■ Given task
Rewrite the material from its first line through the line that contains "info-icon[interactable]: ⓘ [126, 54, 140, 74]", inclusive, as a numbered list. Leave out any blank lines.

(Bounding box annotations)

══════

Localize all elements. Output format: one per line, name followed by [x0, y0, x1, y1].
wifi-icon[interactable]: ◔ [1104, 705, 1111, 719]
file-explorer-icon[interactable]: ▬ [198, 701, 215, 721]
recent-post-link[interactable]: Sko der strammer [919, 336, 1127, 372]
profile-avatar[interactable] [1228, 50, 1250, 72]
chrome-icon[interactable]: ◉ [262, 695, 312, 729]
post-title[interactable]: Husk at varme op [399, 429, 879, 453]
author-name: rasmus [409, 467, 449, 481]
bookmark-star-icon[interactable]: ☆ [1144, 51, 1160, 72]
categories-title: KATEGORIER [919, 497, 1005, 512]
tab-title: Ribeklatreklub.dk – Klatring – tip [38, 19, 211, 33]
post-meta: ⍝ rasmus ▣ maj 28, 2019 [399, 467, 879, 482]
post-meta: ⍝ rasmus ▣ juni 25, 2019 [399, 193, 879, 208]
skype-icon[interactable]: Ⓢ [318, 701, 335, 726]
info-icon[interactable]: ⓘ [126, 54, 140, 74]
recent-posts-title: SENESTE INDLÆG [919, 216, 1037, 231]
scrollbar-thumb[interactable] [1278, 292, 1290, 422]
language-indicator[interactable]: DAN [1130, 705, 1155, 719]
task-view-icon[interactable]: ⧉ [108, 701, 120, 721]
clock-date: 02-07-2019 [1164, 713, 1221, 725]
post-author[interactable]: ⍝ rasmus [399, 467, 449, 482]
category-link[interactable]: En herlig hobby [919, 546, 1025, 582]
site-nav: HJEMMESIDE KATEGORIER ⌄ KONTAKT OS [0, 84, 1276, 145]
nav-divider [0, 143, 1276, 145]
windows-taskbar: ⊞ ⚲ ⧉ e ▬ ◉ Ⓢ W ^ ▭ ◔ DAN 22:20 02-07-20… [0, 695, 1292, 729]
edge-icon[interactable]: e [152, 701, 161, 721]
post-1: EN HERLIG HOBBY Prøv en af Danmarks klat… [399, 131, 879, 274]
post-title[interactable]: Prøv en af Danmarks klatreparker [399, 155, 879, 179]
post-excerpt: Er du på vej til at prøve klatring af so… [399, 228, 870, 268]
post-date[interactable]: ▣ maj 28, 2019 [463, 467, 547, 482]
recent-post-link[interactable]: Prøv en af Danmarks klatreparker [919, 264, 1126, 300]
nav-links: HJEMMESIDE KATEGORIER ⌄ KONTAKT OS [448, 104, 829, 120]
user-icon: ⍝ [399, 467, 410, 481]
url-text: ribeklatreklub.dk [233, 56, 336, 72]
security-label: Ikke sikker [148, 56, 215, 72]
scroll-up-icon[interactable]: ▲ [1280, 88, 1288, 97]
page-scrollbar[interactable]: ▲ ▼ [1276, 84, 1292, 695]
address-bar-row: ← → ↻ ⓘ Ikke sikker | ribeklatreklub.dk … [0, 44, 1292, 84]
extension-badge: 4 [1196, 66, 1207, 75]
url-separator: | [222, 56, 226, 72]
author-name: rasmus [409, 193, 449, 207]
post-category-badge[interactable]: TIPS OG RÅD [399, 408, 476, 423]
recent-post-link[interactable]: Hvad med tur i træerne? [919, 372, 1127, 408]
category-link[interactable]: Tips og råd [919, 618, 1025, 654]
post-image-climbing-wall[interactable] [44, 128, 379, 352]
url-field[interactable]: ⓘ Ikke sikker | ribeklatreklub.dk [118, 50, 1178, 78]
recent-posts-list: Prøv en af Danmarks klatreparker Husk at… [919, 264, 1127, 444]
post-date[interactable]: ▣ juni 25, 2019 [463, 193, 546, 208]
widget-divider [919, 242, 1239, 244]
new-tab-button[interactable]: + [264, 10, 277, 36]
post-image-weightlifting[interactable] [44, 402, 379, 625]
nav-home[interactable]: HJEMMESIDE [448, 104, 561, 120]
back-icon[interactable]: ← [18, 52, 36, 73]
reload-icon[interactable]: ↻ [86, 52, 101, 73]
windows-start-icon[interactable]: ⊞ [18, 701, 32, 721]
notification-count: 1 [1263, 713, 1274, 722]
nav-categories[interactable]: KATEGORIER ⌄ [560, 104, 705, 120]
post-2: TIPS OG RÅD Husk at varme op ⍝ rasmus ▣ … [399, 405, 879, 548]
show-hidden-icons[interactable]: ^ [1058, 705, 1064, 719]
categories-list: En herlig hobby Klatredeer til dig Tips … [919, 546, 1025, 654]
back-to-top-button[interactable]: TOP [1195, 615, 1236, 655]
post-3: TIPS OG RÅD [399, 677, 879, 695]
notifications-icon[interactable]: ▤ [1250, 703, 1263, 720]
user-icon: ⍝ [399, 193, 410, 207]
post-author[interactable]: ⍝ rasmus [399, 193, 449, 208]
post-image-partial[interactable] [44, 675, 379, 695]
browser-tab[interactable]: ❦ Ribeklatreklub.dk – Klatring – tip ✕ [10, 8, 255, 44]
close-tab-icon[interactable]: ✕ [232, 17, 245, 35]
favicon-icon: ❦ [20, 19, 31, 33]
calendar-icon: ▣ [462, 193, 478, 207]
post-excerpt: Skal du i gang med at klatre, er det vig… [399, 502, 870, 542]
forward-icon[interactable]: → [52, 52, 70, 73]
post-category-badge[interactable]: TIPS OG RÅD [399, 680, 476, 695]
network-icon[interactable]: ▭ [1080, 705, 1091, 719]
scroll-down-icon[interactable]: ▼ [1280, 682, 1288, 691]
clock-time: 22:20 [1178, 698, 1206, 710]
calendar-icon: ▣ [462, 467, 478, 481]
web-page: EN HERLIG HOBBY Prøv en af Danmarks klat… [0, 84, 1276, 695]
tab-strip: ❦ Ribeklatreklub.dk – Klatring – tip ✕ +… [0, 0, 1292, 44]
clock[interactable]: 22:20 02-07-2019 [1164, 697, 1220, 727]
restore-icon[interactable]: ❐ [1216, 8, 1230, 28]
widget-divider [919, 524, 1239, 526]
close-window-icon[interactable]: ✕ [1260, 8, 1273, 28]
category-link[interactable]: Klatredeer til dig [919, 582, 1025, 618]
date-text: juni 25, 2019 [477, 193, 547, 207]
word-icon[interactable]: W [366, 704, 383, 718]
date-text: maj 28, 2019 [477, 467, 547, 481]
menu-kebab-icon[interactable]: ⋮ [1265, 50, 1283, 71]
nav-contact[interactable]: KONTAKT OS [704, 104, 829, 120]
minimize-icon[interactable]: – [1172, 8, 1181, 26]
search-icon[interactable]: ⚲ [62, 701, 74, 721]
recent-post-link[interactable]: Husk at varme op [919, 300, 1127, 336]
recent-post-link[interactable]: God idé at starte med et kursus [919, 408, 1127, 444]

══════

■ Written answer
1. Localize all elements. Output format: one per line, name followed by [x0, y0, x1, y1].
2. wifi-icon[interactable]: ◔ [1104, 705, 1111, 719]
3. file-explorer-icon[interactable]: ▬ [198, 701, 215, 721]
4. recent-post-link[interactable]: Sko der strammer [919, 336, 1127, 372]
5. profile-avatar[interactable] [1228, 50, 1250, 72]
6. chrome-icon[interactable]: ◉ [262, 695, 312, 729]
7. post-title[interactable]: Husk at varme op [399, 429, 879, 453]
8. author-name: rasmus [409, 467, 449, 481]
9. bookmark-star-icon[interactable]: ☆ [1144, 51, 1160, 72]
10. categories-title: KATEGORIER [919, 497, 1005, 512]
11. tab-title: Ribeklatreklub.dk – Klatring – tip [38, 19, 211, 33]
12. post-meta: ⍝ rasmus ▣ maj 28, 2019 [399, 467, 879, 482]
13. post-meta: ⍝ rasmus ▣ juni 25, 2019 [399, 193, 879, 208]
14. skype-icon[interactable]: Ⓢ [318, 701, 335, 726]
15. info-icon[interactable]: ⓘ [126, 54, 140, 74]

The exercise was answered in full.